* _PASSAGE_:
Outout resistance Altec 1566-a

GroupDIY Audio Forum

Help Support GroupDIY Audio Forum:

This site may earn a commission from merchant affiliate links, including eBay, Amazon, and others.

veca1982

New member
Joined
Mar 16, 2010
Messages
2
Hi guys I'm new in here and new to audio but I have background in electrical engineering. I decided for my first DIY project to do Altec 1566-a mic preamp.
http://www.tangible-technology.com/tubes/1566/1566.html
I did a little calculation on output resistance and it seems to be (low input low output) 600 ohm on R7 resistor before output transformer, but eddie Cilleti used 11k primary output tranny. So question is did I miscalculated output resistance, or if my calculation is alright- don't we have to have (output resistance) = (resistance on primary of output transformer). Thanks!
 
> I have background in electrical engineering

Sorry to hear that. Schools and training sessions don't give you the whole real-world picture.

* _STATED EXERCISE_: Continue the forum thread about the Altec 1566-a preamp's output resistance, starting right after its last sentence.

Layout annotation rows
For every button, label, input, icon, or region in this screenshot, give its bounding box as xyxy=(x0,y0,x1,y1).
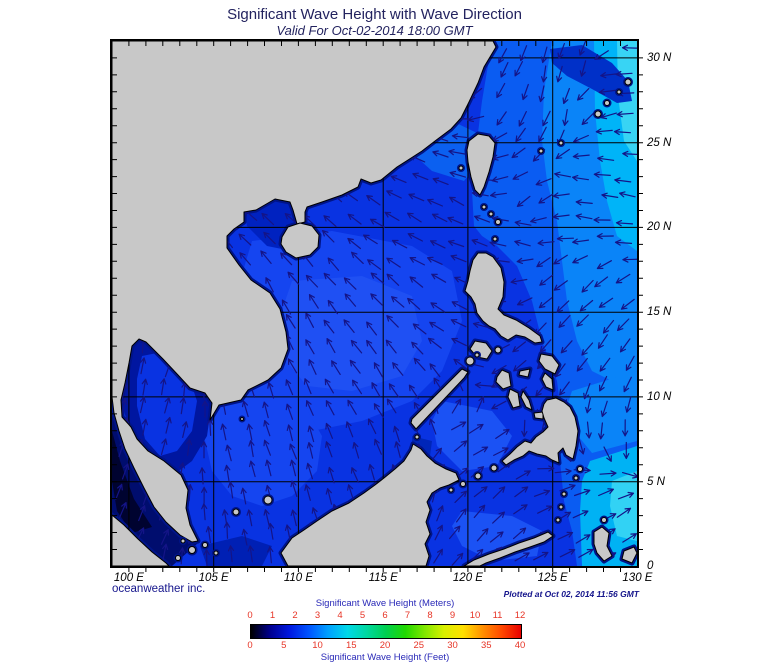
legend-tick-10: 10 xyxy=(312,640,323,651)
islet xyxy=(624,78,632,86)
legend-tick-7: 7 xyxy=(404,610,411,621)
islet xyxy=(448,487,454,493)
islet xyxy=(481,204,487,210)
lon-label-105e: 105 E xyxy=(198,572,229,584)
lon-label-130e: 130 E xyxy=(622,572,653,584)
legend-tick-9: 9 xyxy=(449,610,456,621)
legend-tick-3: 3 xyxy=(314,610,321,621)
islet xyxy=(180,538,186,544)
page-title: Significant Wave Height with Wave Direct… xyxy=(227,6,522,23)
legend-tick-12: 12 xyxy=(514,610,526,621)
islet xyxy=(594,110,602,118)
land-masses xyxy=(112,41,637,566)
wave-height-colorbar xyxy=(250,624,522,639)
islet xyxy=(414,434,420,440)
lon-label-110e: 110 E xyxy=(283,572,314,584)
legend-tick-25: 25 xyxy=(413,640,425,651)
legend-tick-20: 20 xyxy=(379,640,391,651)
islet xyxy=(561,491,567,497)
islet xyxy=(175,555,181,561)
lat-label-0: 0 xyxy=(647,560,654,573)
islet xyxy=(263,495,273,505)
lon-label-120e: 120 E xyxy=(452,572,483,584)
legend-tick-40: 40 xyxy=(514,640,526,651)
lat-label-5n: 5 N xyxy=(647,475,665,488)
islet xyxy=(577,466,583,472)
lat-label-30n: 30 N xyxy=(647,51,672,64)
islet xyxy=(555,517,561,523)
lat-label-20n: 20 N xyxy=(647,221,672,234)
tick-marks-path xyxy=(112,41,643,572)
islet xyxy=(202,542,208,548)
lat-label-25n: 25 N xyxy=(647,136,672,149)
lon-label-100e: 100 E xyxy=(113,572,144,584)
islet xyxy=(240,417,244,421)
islet xyxy=(558,140,564,146)
islet xyxy=(474,472,482,480)
islet xyxy=(616,89,622,95)
small-islets xyxy=(173,77,633,563)
legend-tick-10: 10 xyxy=(469,610,481,621)
oceanweather-credit: oceanweather inc. xyxy=(112,583,206,595)
legend-tick-6: 6 xyxy=(382,610,388,621)
islet xyxy=(188,546,196,554)
wave-height-shading xyxy=(112,41,637,566)
islet xyxy=(488,211,494,217)
legend-feet-scale: 0 5 10 15 20 25 30 35 40 xyxy=(247,640,525,651)
islet xyxy=(601,517,607,523)
islet xyxy=(492,236,498,242)
islet xyxy=(458,165,464,171)
legend-title-meters: Significant Wave Height (Meters) xyxy=(315,598,455,609)
lon-label-115e: 115 E xyxy=(368,572,398,584)
legend-tick-0: 0 xyxy=(247,640,253,651)
legend-tick-8: 8 xyxy=(427,610,433,621)
legend-tick-30: 30 xyxy=(447,640,458,651)
legend-tick-2: 2 xyxy=(292,610,298,621)
legend-tick-5: 5 xyxy=(281,640,287,651)
islet xyxy=(490,464,498,472)
lat-label-10n: 10 N xyxy=(647,390,672,403)
valid-time-subtitle: Valid For Oct-02-2014 18:00 GMT xyxy=(276,23,473,38)
map-canvas xyxy=(112,41,643,572)
wave-height-map xyxy=(110,39,643,572)
legend-tick-4: 4 xyxy=(337,610,343,621)
islet xyxy=(465,356,475,366)
legend-tick-11: 11 xyxy=(492,610,503,621)
legend-tick-5: 5 xyxy=(359,610,366,621)
legend-meters-scale: 0 1 2 3 4 5 6 7 8 9 10 11 12 xyxy=(247,610,525,621)
lon-label-125e: 125 E xyxy=(537,572,568,584)
legend-title-feet: Significant Wave Height (Feet) xyxy=(320,652,450,663)
islet xyxy=(494,346,502,354)
islet xyxy=(213,550,219,556)
plotted-timestamp: Plotted at Oct 02, 2014 11:56 GMT xyxy=(503,589,639,599)
bohol-island xyxy=(533,411,544,420)
legend-tick-15: 15 xyxy=(346,640,357,651)
islet xyxy=(495,219,501,225)
islet xyxy=(573,475,579,481)
legend-tick-35: 35 xyxy=(481,640,492,651)
legend-tick-1: 1 xyxy=(269,610,276,621)
map-layers xyxy=(112,41,637,566)
islet xyxy=(460,481,466,487)
degree-tick-marks xyxy=(112,41,643,572)
legend-tick-0: 0 xyxy=(247,610,253,621)
islet xyxy=(474,352,480,358)
islet xyxy=(558,504,564,510)
islet xyxy=(604,100,610,106)
lat-label-15n: 15 N xyxy=(647,306,672,319)
islet xyxy=(538,148,544,154)
islet xyxy=(232,508,240,516)
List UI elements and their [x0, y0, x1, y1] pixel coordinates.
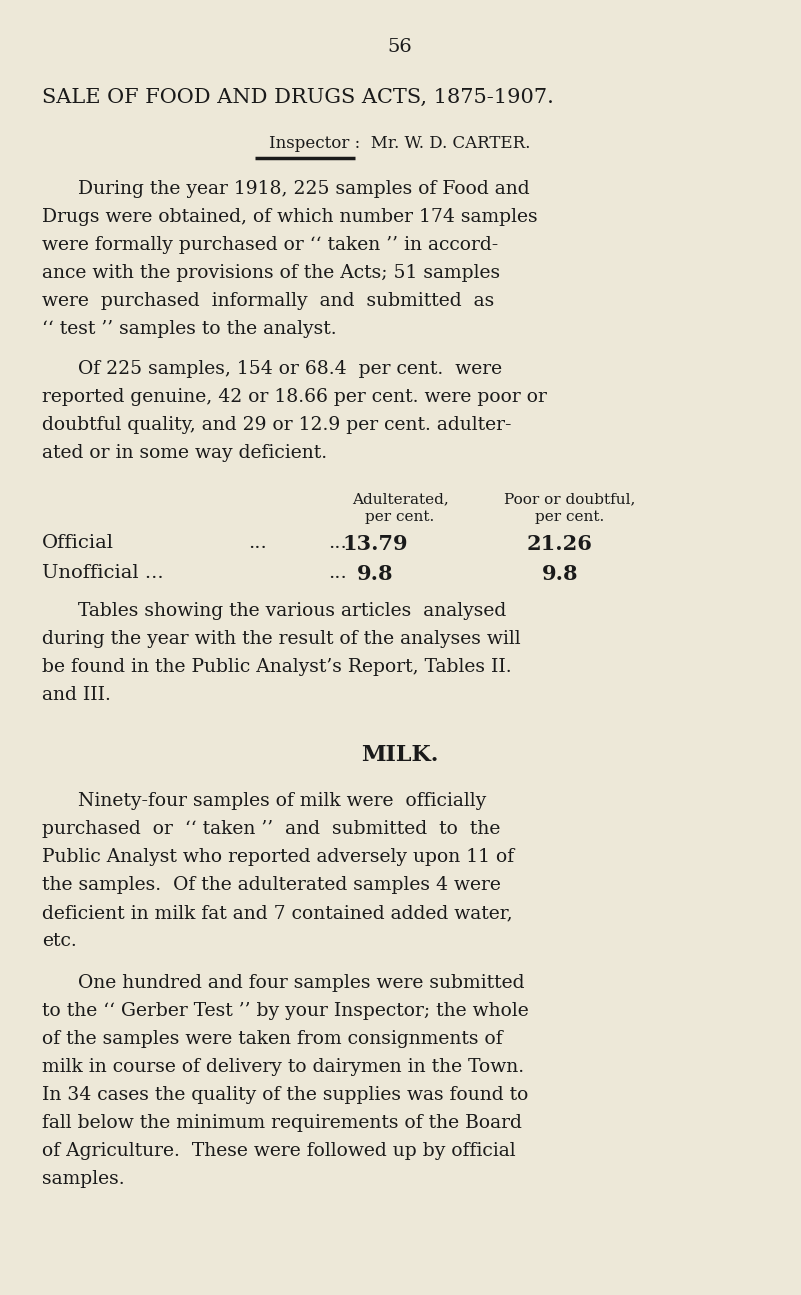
Text: 21.26: 21.26 — [527, 534, 593, 554]
Text: per cent.: per cent. — [365, 510, 435, 524]
Text: 56: 56 — [388, 38, 413, 56]
Text: ated or in some way deficient.: ated or in some way deficient. — [42, 444, 327, 462]
Text: purchased  or  ‘‘ taken ’’  and  submitted  to  the: purchased or ‘‘ taken ’’ and submitted t… — [42, 820, 501, 838]
Text: Inspector :  Mr. W. D. CARTER.: Inspector : Mr. W. D. CARTER. — [269, 135, 531, 152]
Text: to the ‘‘ Gerber Test ’’ by your Inspector; the whole: to the ‘‘ Gerber Test ’’ by your Inspect… — [42, 1002, 529, 1020]
Text: Of 225 samples, 154 or 68.4  per cent.  were: Of 225 samples, 154 or 68.4 per cent. we… — [78, 360, 502, 378]
Text: 9.8: 9.8 — [356, 565, 393, 584]
Text: Adulterated,: Adulterated, — [352, 492, 449, 506]
Text: doubtful quality, and 29 or 12.9 per cent. adulter-: doubtful quality, and 29 or 12.9 per cen… — [42, 416, 512, 434]
Text: were formally purchased or ‘‘ taken ’’ in accord-: were formally purchased or ‘‘ taken ’’ i… — [42, 236, 498, 254]
Text: MILK.: MILK. — [361, 745, 439, 767]
Text: ...: ... — [328, 534, 347, 552]
Text: 9.8: 9.8 — [541, 565, 578, 584]
Text: reported genuine, 42 or 18.66 per cent. were poor or: reported genuine, 42 or 18.66 per cent. … — [42, 388, 547, 407]
Text: Poor or doubtful,: Poor or doubtful, — [505, 492, 636, 506]
Text: During the year 1918, 225 samples of Food and: During the year 1918, 225 samples of Foo… — [78, 180, 529, 198]
Text: Ninety-four samples of milk were  officially: Ninety-four samples of milk were officia… — [78, 793, 486, 809]
Text: Public Analyst who reported adversely upon 11 of: Public Analyst who reported adversely up… — [42, 848, 514, 866]
Text: 13.79: 13.79 — [342, 534, 408, 554]
Text: be found in the Public Analyst’s Report, Tables II.: be found in the Public Analyst’s Report,… — [42, 658, 512, 676]
Text: milk in course of delivery to dairymen in the Town.: milk in course of delivery to dairymen i… — [42, 1058, 524, 1076]
Text: In 34 cases the quality of the supplies was found to: In 34 cases the quality of the supplies … — [42, 1087, 529, 1105]
Text: per cent.: per cent. — [535, 510, 605, 524]
Text: ...: ... — [328, 565, 347, 581]
Text: fall below the minimum requirements of the Board: fall below the minimum requirements of t… — [42, 1114, 522, 1132]
Text: ance with the provisions of the Acts; 51 samples: ance with the provisions of the Acts; 51… — [42, 264, 500, 282]
Text: deficient in milk fat and 7 contained added water,: deficient in milk fat and 7 contained ad… — [42, 904, 513, 922]
Text: One hundred and four samples were submitted: One hundred and four samples were submit… — [78, 974, 525, 992]
Text: Official: Official — [42, 534, 114, 552]
Text: SALE OF FOOD AND DRUGS ACTS, 1875-1907.: SALE OF FOOD AND DRUGS ACTS, 1875-1907. — [42, 88, 553, 107]
Text: samples.: samples. — [42, 1169, 125, 1188]
Text: Unofficial ...: Unofficial ... — [42, 565, 163, 581]
Text: Drugs were obtained, of which number 174 samples: Drugs were obtained, of which number 174… — [42, 208, 537, 227]
Text: were  purchased  informally  and  submitted  as: were purchased informally and submitted … — [42, 291, 494, 310]
Text: ‘‘ test ’’ samples to the analyst.: ‘‘ test ’’ samples to the analyst. — [42, 320, 336, 338]
Text: of the samples were taken from consignments of: of the samples were taken from consignme… — [42, 1030, 502, 1048]
Text: of Agriculture.  These were followed up by official: of Agriculture. These were followed up b… — [42, 1142, 516, 1160]
Text: Tables showing the various articles  analysed: Tables showing the various articles anal… — [78, 602, 506, 620]
Text: and III.: and III. — [42, 686, 111, 704]
Text: etc.: etc. — [42, 932, 77, 951]
Text: ...: ... — [248, 534, 267, 552]
Text: during the year with the result of the analyses will: during the year with the result of the a… — [42, 629, 521, 648]
Text: the samples.  Of the adulterated samples 4 were: the samples. Of the adulterated samples … — [42, 875, 501, 894]
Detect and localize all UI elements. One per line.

* _EXPECTED OUTPUT_:
> 600 ohm on R7 resistor before output transformer

Yes, but.....

The optimum Large-Signal impedance is quite different.

> ...but eddie Cilleti used 11k primary output tranny.

What can the 12AX7 actually DRIVE? We see it has 105VDC across 47K; round-off to 100V and 2mA.

If we used 1:1 ratio so the 12AX7 cathodes saw 600 ohms, the maximum voltage is 600*2mA or 1.2 Volts. And the distortion will exceed 5% by 1 Volt. And the cathode-follower gain would be about 0.5.

Using 11K load we can swing less than 11K*2mA or 22V peak at primary. An 11K:600 impedance ratio is 4.28:1 voltage ratio. We can get almost 22V/4.28 or 5V at secondary. And the gain is like 11K/11.6K or 0.94, the distortion is roughly 18 times lower or well under 0.5%.

That's for true 600 ohm load. When this thing was new, these were still around. We should ask what happens on a hi-Z load. Ignoring transformer inductance, the 600:600 iron which gave gain near 0.5 would un-sag to gain of 0.9, a significant rise. The max peak output of 1.2V would seem to rise to 30V, which could be bad. OTOH with 11K:600 iron loaded in hi-Z, the gain rises from 0.94 to maybe 0.96, "no change", the max peak output seems to rise from 5V to 7V, not a big deal.

> don't we have to have (output resistance) = (resistance on primary of output transformer).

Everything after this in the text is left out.